→ TASK REQUIREMENTS
Go through the listing below and list every line with "Pandemic".

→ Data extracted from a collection
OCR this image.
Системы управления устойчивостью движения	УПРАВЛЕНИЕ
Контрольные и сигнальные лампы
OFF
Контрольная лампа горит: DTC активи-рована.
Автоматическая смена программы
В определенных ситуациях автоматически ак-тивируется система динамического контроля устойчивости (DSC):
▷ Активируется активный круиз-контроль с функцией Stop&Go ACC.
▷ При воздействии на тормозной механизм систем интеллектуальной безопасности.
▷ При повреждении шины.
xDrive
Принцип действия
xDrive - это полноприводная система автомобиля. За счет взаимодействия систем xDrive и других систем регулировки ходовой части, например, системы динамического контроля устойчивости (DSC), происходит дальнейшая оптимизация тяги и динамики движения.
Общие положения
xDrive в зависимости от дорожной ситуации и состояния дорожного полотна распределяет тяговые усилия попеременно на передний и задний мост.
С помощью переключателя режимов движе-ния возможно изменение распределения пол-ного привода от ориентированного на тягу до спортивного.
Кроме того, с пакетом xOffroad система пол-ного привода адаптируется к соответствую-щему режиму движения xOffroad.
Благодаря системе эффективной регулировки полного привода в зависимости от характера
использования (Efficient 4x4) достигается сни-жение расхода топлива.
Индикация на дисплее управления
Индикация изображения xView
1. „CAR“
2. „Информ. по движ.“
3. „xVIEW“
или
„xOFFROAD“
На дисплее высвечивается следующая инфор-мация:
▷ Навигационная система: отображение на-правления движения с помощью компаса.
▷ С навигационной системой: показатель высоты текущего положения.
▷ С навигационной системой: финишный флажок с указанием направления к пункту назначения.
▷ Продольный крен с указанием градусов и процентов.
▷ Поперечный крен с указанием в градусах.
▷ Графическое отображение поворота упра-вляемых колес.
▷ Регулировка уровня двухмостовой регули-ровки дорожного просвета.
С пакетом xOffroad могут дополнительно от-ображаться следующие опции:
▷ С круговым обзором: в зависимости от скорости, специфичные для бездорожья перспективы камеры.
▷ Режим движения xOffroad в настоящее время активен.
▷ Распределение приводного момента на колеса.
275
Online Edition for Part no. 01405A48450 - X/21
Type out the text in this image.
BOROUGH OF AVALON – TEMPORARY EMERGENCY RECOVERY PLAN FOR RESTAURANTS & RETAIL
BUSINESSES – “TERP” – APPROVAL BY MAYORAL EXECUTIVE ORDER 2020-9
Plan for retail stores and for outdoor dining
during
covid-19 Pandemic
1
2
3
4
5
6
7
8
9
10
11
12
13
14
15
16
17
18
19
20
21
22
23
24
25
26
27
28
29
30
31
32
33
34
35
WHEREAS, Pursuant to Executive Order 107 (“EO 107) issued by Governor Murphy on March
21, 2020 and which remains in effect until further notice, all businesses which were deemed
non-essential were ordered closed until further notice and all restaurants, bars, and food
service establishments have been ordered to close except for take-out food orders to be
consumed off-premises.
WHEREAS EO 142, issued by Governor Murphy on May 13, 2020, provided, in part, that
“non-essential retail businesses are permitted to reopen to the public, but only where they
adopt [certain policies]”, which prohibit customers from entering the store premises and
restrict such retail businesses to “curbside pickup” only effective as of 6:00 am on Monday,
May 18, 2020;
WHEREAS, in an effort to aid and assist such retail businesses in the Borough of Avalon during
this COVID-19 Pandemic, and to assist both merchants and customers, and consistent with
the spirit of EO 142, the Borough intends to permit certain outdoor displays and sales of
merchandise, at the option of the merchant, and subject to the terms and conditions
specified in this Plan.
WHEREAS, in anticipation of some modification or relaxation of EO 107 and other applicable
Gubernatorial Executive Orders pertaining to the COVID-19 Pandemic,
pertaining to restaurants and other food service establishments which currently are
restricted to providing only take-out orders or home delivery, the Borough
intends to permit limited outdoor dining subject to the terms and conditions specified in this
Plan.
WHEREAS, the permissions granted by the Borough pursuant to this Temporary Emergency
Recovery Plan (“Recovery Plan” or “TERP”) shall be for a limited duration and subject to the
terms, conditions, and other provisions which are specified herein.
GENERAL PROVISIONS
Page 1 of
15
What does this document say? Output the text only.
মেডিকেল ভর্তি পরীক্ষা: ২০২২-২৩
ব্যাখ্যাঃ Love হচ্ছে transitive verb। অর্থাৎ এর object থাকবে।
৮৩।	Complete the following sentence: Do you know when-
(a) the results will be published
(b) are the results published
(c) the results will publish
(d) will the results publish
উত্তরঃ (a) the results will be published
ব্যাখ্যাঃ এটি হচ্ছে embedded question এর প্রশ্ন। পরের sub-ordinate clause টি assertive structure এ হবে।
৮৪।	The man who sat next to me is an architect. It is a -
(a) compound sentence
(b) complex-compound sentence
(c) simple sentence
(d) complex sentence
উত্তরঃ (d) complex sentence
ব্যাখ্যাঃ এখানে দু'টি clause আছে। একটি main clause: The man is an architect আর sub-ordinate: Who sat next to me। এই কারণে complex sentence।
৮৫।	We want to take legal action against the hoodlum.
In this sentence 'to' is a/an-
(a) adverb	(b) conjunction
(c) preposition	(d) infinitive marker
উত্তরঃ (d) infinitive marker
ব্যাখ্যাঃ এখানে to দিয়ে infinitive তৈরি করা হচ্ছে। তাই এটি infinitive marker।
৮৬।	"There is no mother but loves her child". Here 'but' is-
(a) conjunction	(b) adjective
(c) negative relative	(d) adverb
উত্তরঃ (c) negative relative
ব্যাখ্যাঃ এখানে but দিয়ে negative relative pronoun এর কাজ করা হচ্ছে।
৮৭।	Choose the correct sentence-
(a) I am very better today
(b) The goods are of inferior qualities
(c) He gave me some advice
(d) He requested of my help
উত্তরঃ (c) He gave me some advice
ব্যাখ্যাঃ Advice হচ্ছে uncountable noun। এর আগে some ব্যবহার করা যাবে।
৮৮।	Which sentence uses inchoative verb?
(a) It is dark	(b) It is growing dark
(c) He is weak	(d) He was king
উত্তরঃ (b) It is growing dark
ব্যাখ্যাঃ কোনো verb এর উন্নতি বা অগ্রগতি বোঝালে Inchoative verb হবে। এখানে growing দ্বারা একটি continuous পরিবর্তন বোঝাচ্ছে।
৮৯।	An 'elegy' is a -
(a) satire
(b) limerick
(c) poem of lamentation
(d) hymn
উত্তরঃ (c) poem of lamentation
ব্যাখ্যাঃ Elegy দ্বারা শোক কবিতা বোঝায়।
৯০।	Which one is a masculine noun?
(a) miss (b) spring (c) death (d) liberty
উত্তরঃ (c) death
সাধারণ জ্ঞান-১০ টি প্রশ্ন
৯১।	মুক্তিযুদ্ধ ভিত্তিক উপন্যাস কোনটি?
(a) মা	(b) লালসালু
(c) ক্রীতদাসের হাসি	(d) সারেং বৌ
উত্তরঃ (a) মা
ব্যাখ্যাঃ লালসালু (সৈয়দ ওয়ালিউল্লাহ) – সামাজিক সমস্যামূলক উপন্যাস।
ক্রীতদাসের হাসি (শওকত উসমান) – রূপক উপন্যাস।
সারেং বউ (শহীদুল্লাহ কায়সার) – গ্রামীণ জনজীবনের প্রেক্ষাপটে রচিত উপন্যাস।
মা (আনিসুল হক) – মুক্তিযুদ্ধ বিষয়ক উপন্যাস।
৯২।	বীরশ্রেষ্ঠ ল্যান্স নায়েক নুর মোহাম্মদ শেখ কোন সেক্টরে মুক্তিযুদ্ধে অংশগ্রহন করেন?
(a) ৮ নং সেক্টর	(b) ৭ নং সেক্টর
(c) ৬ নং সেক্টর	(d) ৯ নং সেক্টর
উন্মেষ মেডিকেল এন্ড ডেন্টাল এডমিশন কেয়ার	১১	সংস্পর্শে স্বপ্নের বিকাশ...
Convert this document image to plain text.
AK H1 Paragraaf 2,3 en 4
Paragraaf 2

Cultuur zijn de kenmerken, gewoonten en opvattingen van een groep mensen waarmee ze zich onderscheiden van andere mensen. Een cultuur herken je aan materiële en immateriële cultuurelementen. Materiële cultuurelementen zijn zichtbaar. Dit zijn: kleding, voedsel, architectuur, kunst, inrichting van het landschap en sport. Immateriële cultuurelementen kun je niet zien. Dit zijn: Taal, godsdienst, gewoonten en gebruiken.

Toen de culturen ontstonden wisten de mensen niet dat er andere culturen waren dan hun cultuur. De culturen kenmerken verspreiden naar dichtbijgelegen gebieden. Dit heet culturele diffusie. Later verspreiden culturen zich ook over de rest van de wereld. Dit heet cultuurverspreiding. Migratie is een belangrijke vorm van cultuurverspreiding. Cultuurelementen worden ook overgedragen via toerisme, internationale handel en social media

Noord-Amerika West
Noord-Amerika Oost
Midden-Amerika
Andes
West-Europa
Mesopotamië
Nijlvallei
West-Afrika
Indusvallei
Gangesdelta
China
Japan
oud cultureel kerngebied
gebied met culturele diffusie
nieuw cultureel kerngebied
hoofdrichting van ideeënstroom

→ TASK RESPONSE
covid-19 Pandemic
this COVID-19 Pandemic, and to assist both merchants and customers, and consistent with
Gubernatorial Executive Orders pertaining to the COVID-19 Pandemic,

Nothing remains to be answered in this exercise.